═════ MATERIALS PROVIDED ═════

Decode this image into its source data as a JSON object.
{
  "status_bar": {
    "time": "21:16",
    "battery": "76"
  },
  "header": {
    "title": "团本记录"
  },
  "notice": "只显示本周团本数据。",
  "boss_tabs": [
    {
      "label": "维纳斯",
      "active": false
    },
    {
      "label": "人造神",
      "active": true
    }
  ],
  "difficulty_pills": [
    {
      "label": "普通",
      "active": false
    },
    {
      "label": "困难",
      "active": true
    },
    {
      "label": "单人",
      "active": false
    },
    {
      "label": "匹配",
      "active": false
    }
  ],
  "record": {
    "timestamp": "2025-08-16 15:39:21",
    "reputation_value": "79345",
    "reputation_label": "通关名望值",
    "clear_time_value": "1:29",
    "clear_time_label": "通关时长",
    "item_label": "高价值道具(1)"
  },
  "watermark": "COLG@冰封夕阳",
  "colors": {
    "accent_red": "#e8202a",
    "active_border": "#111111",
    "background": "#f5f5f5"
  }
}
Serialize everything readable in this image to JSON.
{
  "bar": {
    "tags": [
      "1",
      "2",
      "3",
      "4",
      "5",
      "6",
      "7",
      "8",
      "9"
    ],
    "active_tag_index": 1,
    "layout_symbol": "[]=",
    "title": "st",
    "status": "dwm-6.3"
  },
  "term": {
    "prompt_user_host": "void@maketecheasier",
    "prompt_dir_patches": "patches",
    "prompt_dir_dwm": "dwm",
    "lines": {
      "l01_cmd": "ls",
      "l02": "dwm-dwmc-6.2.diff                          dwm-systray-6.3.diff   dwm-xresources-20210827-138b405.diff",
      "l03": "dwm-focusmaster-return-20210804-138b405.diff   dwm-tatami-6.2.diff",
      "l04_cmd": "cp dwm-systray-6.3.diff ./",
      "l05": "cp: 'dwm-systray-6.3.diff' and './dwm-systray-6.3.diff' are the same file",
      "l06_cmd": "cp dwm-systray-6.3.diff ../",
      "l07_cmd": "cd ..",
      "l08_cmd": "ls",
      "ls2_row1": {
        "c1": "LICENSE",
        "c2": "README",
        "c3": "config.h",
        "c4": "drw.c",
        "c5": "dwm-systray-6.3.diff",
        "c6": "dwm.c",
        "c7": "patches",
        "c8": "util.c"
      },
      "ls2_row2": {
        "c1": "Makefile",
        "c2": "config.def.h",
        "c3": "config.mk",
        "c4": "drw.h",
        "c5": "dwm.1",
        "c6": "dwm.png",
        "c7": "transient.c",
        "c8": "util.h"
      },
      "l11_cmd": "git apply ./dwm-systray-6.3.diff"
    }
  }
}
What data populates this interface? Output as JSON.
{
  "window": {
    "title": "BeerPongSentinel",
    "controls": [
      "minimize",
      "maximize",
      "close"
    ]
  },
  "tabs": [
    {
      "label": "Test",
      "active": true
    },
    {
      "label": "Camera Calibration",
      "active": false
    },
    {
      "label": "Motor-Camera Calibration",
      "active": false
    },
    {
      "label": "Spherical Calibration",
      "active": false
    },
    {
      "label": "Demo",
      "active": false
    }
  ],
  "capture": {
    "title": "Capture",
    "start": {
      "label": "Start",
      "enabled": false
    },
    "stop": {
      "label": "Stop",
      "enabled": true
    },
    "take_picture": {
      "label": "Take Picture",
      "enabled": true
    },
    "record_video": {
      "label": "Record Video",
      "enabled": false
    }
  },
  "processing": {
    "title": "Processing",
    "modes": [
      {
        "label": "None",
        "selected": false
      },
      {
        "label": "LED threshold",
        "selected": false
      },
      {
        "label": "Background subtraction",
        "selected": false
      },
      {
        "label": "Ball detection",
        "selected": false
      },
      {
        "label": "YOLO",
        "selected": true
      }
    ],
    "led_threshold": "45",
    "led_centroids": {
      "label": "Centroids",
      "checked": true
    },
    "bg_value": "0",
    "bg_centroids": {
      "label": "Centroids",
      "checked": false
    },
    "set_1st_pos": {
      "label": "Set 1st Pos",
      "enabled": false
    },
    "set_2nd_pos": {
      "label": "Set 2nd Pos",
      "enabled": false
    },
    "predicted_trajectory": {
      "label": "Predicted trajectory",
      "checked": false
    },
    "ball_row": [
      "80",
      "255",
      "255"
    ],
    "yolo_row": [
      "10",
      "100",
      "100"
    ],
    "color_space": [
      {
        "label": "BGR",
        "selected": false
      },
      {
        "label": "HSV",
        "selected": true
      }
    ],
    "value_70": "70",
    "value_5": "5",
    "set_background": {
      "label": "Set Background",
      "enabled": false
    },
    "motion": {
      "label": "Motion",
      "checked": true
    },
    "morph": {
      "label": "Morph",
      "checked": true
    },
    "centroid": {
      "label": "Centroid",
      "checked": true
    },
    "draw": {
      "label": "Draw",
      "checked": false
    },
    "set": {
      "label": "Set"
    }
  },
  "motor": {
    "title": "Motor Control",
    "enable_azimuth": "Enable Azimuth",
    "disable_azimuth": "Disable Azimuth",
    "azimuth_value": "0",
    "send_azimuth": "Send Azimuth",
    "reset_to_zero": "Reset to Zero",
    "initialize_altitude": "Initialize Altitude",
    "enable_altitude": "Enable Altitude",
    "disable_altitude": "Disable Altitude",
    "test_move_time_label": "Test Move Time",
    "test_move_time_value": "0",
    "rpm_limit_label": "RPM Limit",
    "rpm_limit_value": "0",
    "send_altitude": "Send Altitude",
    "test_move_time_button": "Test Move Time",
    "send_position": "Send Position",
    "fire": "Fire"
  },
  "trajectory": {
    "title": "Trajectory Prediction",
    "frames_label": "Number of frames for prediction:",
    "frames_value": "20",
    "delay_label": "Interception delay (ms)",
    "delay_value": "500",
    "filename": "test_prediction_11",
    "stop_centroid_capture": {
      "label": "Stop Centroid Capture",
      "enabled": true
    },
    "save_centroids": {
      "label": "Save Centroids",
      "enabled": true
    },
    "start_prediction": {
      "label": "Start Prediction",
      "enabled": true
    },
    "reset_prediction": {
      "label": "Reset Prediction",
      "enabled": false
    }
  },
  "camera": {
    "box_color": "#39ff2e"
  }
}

═════

Retype the entries exactly, including every line.

Decode this image into its source data as a JSON object.
{
  "status_bar": {
    "time": "21:16",
    "battery": "76"
  },
  "header": {
    "title": "团本记录"
  },
  "notice": "只显示本周团本数据。",
  "boss_tabs": [
    {
      "label": "维纳斯",
      "active": false
    },
    {
      "label": "人造神",
      "active": true
    }
  ],
  "difficulty_pills": [
    {
      "label": "普通",
      "active": false
    },
    {
      "label": "困难",
      "active": true
    },
    {
      "label": "单人",
      "active": false
    },
    {
      "label": "匹配",
      "active": false
    }
  ],
  "record": {
    "timestamp": "2025-08-16 15:39:21",
    "reputation_value": "79345",
    "reputation_label": "通关名望值",
    "clear_time_value": "1:29",
    "clear_time_label": "通关时长",
    "item_label": "高价值道具(1)"
  },
  "watermark": "COLG@冰封夕阳",
  "colors": {
    "accent_red": "#e8202a",
    "active_border": "#111111",
    "background": "#f5f5f5"
  }
}
Serialize everything readable in this image to JSON.
{
  "bar": {
    "tags": [
      "1",
      "2",
      "3",
      "4",
      "5",
      "6",
      "7",
      "8",
      "9"
    ],
    "active_tag_index": 1,
    "layout_symbol": "[]=",
    "title": "st",
    "status": "dwm-6.3"
  },
  "term": {
    "prompt_user_host": "void@maketecheasier",
    "prompt_dir_patches": "patches",
    "prompt_dir_dwm": "dwm",
    "lines": {
      "l01_cmd": "ls",
      "l02": "dwm-dwmc-6.2.diff                          dwm-systray-6.3.diff   dwm-xresources-20210827-138b405.diff",
      "l03": "dwm-focusmaster-return-20210804-138b405.diff   dwm-tatami-6.2.diff",
      "l04_cmd": "cp dwm-systray-6.3.diff ./",
      "l05": "cp: 'dwm-systray-6.3.diff' and './dwm-systray-6.3.diff' are the same file",
      "l06_cmd": "cp dwm-systray-6.3.diff ../",
      "l07_cmd": "cd ..",
      "l08_cmd": "ls",
      "ls2_row1": {
        "c1": "LICENSE",
        "c2": "README",
        "c3": "config.h",
        "c4": "drw.c",
        "c5": "dwm-systray-6.3.diff",
        "c6": "dwm.c",
        "c7": "patches",
        "c8": "util.c"
      },
      "ls2_row2": {
        "c1": "Makefile",
        "c2": "config.def.h",
        "c3": "config.mk",
        "c4": "drw.h",
        "c5": "dwm.1",
        "c6": "dwm.png",
        "c7": "transient.c",
        "c8": "util.h"
      },
      "l11_cmd": "git apply ./dwm-systray-6.3.diff"
    }
  }
}
What data populates this interface? Output as JSON.
{
  "window": {
    "title": "BeerPongSentinel",
    "controls": [
      "minimize",
      "maximize",
      "close"
    ]
  },
  "tabs": [
    {
      "label": "Test",
      "active": true
    },
    {
      "label": "Camera Calibration",
      "active": false
    },
    {
      "label": "Motor-Camera Calibration",
      "active": false
    },
    {
      "label": "Spherical Calibration",
      "active": false
    },
    {
      "label": "Demo",
      "active": false
    }
  ],
  "capture": {
    "title": "Capture",
    "start": {
      "label": "Start",
      "enabled": false
    },
    "stop": {
      "label": "Stop",
      "enabled": true
    },
    "take_picture": {
      "label": "Take Picture",
      "enabled": true
    },
    "record_video": {
      "label": "Record Video",
      "enabled": false
    }
  },
  "processing": {
    "title": "Processing",
    "modes": [
      {
        "label": "None",
        "selected": false
      },
      {
        "label": "LED threshold",
        "selected": false
      },
      {
        "label": "Background subtraction",
        "selected": false
      },
      {
        "label": "Ball detection",
        "selected": false
      },
      {
        "label": "YOLO",
        "selected": true
      }
    ],
    "led_threshold": "45",
    "led_centroids": {
      "label": "Centroids",
      "checked": true
    },
    "bg_value": "0",
    "bg_centroids": {
      "label": "Centroids",
      "checked": false
    },
    "set_1st_pos": {
      "label": "Set 1st Pos",
      "enabled": false
    },
    "set_2nd_pos": {
      "label": "Set 2nd Pos",
      "enabled": false
    },
    "predicted_trajectory": {
      "label": "Predicted trajectory",
      "checked": false
    },
    "ball_row": [
      "80",
      "255",
      "255"
    ],
    "yolo_row": [
      "10",
      "100",
      "100"
    ],
    "color_space": [
      {
        "label": "BGR",
        "selected": false
      },
      {
        "label": "HSV",
        "selected": true
      }
    ],
    "value_70": "70",
    "value_5": "5",
    "set_background": {
      "label": "Set Background",
      "enabled": false
    },
    "motion": {
      "label": "Motion",
      "checked": true
    },
    "morph": {
      "label": "Morph",
      "checked": true
    },
    "centroid": {
      "label": "Centroid",
      "checked": true
    },
    "draw": {
      "label": "Draw",
      "checked": false
    },
    "set": {
      "label": "Set"
    }
  },
  "motor": {
    "title": "Motor Control",
    "enable_azimuth": "Enable Azimuth",
    "disable_azimuth": "Disable Azimuth",
    "azimuth_value": "0",
    "send_azimuth": "Send Azimuth",
    "reset_to_zero": "Reset to Zero",
    "initialize_altitude": "Initialize Altitude",
    "enable_altitude": "Enable Altitude",
    "disable_altitude": "Disable Altitude",
    "test_move_time_label": "Test Move Time",
    "test_move_time_value": "0",
    "rpm_limit_label": "RPM Limit",
    "rpm_limit_value": "0",
    "send_altitude": "Send Altitude",
    "test_move_time_button": "Test Move Time",
    "send_position": "Send Position",
    "fire": "Fire"
  },
  "trajectory": {
    "title": "Trajectory Prediction",
    "frames_label": "Number of frames for prediction:",
    "frames_value": "20",
    "delay_label": "Interception delay (ms)",
    "delay_value": "500",
    "filename": "test_prediction_11",
    "stop_centroid_capture": {
      "label": "Stop Centroid Capture",
      "enabled": true
    },
    "save_centroids": {
      "label": "Save Centroids",
      "enabled": true
    },
    "start_prediction": {
      "label": "Start Prediction",
      "enabled": true
    },
    "reset_prediction": {
      "label": "Reset Prediction",
      "enabled": false
    }
  },
  "camera": {
    "box_color": "#39ff2e"
  }
}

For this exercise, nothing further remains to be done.